Required work →
A bare count is the expected answer, namely the number of lines in the records that have the word "Length".

Extracts from a graphics dataset:
════════════════

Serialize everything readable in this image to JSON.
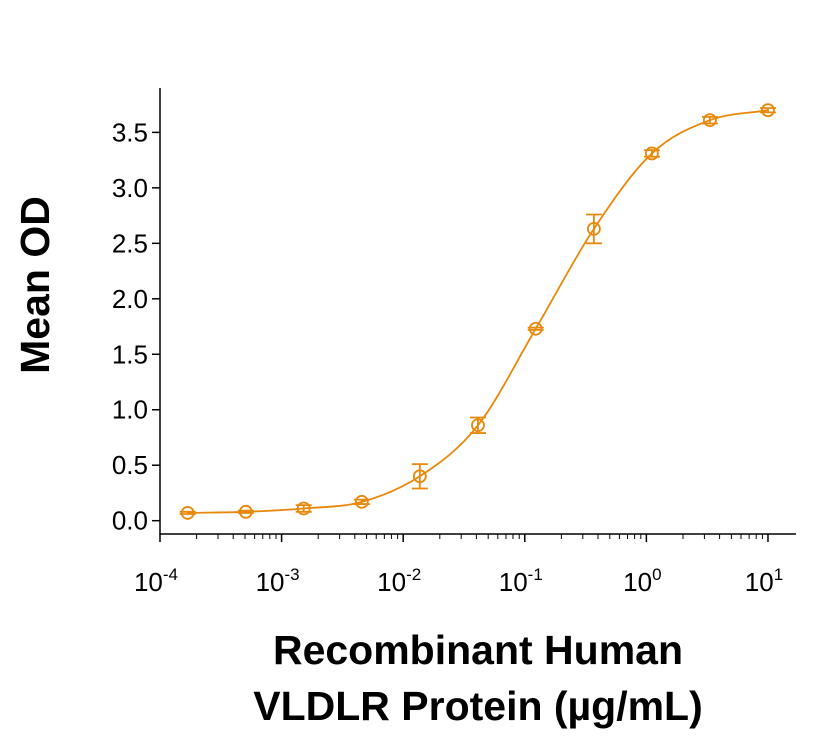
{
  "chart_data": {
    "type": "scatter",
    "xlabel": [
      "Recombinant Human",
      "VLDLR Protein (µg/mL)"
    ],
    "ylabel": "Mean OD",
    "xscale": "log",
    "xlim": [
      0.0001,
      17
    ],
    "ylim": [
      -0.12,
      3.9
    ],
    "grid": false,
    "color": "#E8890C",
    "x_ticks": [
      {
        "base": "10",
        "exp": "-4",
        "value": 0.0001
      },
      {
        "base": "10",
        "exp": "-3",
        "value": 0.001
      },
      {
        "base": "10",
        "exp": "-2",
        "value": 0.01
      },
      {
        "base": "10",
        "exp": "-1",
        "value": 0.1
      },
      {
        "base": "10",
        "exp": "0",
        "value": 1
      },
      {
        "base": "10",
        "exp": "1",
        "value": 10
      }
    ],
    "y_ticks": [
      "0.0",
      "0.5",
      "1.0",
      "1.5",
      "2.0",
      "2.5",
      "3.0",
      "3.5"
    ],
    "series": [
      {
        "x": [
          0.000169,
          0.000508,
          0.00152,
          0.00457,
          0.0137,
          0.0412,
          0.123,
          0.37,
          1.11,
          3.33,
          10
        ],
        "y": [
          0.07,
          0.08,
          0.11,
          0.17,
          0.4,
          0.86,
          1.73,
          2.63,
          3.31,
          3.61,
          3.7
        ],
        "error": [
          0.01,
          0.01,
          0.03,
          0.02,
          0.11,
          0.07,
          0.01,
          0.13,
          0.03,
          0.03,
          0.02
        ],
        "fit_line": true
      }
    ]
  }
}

════════════════

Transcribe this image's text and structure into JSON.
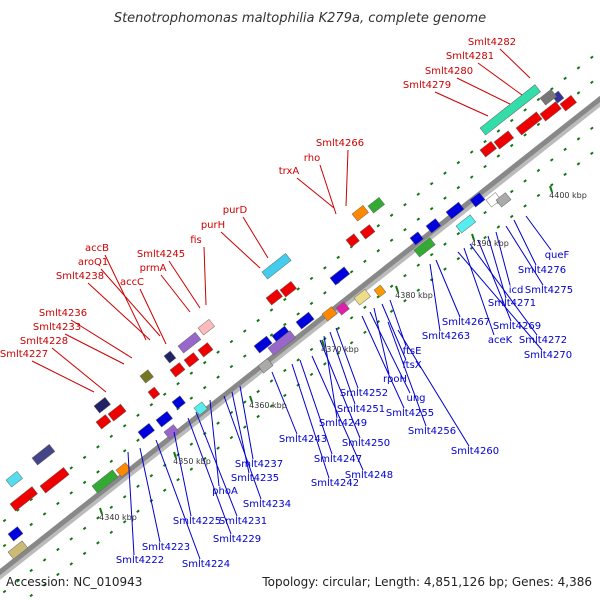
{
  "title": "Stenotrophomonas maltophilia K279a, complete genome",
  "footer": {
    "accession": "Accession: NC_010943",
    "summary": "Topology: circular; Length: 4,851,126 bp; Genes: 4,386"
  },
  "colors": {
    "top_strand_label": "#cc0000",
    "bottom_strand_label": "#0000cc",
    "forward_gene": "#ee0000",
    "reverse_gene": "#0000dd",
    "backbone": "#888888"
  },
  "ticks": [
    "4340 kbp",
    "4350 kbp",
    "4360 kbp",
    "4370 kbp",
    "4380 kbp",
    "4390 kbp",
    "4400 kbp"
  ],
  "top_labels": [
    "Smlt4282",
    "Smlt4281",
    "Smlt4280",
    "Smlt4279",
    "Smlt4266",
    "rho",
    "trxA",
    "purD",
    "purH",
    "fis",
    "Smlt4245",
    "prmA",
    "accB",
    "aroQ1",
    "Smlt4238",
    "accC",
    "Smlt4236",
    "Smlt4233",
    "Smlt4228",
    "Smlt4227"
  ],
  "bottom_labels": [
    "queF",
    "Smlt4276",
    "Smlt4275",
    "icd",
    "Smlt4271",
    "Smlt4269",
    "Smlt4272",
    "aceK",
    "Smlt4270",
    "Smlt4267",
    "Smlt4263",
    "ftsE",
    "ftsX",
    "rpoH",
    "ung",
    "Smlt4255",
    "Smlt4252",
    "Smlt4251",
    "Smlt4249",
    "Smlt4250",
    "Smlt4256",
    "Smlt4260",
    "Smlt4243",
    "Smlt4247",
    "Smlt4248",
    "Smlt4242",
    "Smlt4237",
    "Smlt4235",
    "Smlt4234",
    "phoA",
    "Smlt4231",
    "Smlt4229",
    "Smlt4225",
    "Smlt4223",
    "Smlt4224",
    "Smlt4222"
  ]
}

════════════════

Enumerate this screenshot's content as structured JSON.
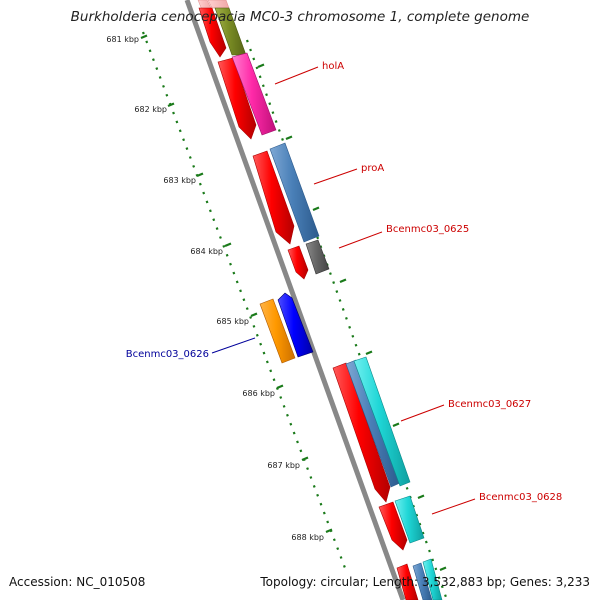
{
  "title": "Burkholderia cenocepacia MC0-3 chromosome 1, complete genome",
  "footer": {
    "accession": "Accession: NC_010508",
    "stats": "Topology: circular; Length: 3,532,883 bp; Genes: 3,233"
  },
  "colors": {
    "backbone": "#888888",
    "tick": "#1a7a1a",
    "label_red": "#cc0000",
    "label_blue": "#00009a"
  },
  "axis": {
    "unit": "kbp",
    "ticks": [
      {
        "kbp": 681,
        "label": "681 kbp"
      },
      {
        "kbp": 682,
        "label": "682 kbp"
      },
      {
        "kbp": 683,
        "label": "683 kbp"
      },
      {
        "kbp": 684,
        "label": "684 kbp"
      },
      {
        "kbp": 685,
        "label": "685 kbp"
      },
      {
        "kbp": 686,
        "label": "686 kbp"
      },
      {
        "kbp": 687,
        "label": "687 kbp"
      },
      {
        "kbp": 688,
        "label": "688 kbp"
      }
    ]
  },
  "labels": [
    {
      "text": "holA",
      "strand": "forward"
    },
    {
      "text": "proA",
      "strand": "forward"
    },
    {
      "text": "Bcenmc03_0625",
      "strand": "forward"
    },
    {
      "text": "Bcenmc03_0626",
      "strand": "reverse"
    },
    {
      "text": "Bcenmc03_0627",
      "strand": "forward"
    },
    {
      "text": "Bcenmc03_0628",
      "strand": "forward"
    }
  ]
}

════════════════

Answer to the exercise →
2